The input »

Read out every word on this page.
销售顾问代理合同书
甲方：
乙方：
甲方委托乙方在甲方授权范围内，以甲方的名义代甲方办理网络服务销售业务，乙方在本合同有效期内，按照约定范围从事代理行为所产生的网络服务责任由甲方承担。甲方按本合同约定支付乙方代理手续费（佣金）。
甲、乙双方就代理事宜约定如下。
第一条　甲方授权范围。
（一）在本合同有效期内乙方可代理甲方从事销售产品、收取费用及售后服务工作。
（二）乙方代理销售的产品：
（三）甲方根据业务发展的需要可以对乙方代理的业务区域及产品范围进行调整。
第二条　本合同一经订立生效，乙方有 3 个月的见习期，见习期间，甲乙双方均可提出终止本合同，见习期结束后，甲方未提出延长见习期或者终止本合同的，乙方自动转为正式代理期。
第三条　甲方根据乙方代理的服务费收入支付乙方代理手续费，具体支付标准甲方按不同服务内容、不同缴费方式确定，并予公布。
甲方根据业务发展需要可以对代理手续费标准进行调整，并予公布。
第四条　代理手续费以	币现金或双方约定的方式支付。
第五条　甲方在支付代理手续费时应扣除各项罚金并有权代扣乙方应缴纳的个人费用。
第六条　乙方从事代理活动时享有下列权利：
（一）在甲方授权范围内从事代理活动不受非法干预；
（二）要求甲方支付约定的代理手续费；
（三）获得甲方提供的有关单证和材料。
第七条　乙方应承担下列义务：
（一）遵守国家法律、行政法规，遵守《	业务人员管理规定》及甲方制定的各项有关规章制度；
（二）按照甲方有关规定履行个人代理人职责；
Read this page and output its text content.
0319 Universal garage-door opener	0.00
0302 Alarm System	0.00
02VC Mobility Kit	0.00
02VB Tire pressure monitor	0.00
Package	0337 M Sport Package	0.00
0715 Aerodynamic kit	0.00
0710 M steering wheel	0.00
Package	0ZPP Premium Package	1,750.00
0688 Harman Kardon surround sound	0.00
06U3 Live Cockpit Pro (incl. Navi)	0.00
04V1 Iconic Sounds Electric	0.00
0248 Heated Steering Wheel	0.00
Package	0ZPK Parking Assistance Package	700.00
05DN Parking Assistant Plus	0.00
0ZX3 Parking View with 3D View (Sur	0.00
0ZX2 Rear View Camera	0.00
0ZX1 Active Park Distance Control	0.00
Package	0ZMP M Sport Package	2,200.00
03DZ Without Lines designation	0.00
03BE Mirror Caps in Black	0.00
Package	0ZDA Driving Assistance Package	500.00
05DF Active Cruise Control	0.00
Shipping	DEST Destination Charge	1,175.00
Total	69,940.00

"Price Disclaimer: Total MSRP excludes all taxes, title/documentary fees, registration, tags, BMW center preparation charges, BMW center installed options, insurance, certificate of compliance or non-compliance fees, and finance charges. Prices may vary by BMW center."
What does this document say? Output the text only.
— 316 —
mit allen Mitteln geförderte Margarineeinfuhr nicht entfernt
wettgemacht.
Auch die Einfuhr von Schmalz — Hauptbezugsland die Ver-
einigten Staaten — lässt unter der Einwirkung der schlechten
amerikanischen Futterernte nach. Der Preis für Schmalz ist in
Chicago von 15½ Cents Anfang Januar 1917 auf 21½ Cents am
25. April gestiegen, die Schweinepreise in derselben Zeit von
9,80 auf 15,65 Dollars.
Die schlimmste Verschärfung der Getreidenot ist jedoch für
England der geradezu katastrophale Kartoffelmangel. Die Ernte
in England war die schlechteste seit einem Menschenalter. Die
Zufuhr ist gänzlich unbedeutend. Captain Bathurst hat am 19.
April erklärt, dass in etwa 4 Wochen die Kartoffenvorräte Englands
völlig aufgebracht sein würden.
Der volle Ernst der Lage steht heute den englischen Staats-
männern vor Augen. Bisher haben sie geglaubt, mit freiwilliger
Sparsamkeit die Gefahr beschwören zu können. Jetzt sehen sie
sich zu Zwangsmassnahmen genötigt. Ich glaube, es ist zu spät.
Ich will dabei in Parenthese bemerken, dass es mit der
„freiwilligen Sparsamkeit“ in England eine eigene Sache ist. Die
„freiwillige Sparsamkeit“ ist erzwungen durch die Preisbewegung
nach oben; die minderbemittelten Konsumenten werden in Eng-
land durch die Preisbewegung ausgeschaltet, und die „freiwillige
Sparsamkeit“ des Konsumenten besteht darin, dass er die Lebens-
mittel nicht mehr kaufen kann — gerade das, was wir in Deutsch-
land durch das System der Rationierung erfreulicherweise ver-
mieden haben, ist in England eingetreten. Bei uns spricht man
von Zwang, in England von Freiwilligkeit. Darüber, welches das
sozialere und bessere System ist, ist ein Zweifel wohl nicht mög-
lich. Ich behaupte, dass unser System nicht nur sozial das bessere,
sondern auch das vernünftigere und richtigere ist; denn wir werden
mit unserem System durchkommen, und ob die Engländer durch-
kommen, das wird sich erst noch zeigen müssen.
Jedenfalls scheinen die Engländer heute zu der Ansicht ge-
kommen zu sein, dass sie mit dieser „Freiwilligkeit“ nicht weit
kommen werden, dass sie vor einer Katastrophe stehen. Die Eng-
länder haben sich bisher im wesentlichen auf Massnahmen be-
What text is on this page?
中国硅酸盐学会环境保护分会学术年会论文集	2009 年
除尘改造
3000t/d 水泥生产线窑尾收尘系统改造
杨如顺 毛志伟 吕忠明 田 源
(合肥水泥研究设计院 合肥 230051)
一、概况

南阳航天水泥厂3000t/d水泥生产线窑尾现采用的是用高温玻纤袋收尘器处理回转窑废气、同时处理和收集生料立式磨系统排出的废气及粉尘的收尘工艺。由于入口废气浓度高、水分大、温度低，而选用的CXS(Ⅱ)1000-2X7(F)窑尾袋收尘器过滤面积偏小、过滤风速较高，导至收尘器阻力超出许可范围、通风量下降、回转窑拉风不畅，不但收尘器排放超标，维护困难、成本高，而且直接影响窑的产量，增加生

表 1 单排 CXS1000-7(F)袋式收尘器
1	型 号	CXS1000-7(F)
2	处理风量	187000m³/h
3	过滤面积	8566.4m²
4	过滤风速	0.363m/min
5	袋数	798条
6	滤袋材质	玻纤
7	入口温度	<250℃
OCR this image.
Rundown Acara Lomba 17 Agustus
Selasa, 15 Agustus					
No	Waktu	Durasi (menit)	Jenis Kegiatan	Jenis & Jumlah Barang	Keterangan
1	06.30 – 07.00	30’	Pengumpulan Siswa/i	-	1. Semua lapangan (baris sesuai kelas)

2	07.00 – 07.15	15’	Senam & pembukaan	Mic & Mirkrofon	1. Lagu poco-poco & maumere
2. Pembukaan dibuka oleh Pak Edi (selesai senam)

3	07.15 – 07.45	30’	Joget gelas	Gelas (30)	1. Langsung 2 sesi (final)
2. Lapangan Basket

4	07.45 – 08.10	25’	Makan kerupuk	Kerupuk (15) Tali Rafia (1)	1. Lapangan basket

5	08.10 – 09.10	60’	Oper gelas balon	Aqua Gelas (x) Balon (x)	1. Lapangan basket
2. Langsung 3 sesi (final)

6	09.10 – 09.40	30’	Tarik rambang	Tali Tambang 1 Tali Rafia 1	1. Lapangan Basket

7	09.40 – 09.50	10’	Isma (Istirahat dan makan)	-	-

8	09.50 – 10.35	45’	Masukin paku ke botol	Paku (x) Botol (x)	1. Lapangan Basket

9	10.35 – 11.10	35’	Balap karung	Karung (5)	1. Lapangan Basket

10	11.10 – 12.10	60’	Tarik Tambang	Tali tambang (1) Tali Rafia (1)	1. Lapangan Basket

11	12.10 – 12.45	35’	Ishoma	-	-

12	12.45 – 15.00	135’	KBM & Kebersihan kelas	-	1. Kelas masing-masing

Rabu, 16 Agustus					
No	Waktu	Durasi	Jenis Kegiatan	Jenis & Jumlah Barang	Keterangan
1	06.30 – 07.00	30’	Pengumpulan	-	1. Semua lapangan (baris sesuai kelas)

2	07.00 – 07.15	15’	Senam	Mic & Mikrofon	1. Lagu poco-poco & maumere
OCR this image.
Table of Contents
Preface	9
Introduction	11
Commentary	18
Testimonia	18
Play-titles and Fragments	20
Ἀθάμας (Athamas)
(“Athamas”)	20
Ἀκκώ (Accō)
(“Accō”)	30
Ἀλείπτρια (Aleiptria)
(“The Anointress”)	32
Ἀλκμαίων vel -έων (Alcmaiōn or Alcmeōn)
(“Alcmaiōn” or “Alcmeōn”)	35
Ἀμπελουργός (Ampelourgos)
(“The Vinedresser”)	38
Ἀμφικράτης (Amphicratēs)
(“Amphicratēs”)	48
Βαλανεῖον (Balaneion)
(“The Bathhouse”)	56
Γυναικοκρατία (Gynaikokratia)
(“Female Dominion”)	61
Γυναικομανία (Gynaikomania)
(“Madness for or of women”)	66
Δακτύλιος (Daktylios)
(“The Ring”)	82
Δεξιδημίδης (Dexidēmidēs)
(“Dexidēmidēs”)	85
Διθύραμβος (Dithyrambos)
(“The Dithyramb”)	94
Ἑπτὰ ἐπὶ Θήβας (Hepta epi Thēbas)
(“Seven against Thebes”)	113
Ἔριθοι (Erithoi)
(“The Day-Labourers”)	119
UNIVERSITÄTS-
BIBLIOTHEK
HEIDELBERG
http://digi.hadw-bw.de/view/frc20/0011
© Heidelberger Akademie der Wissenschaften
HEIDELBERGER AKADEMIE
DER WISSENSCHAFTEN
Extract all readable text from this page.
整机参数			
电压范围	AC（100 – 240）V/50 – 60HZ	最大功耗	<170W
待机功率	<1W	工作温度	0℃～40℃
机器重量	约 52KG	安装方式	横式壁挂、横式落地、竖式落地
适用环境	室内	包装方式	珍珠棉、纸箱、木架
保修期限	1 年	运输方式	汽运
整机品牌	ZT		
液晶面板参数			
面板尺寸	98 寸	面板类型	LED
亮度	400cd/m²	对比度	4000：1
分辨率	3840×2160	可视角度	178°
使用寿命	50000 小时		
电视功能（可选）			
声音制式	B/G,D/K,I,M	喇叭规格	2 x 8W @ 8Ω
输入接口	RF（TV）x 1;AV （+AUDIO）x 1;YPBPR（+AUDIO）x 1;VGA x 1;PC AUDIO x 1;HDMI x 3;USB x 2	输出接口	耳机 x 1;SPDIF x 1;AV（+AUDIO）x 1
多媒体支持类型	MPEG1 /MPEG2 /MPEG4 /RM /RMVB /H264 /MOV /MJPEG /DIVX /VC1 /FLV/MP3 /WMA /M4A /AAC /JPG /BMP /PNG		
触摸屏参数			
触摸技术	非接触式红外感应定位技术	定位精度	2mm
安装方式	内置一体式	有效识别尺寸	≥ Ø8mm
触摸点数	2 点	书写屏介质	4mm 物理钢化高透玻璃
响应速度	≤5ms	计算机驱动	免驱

Short exercise » Copy every line of the material in which the word "Agustus" occurs.

Result for this task »
Rundown Acara Lomba 17 Agustus
Selasa, 15 Agustus					
Rabu, 16 Agustus					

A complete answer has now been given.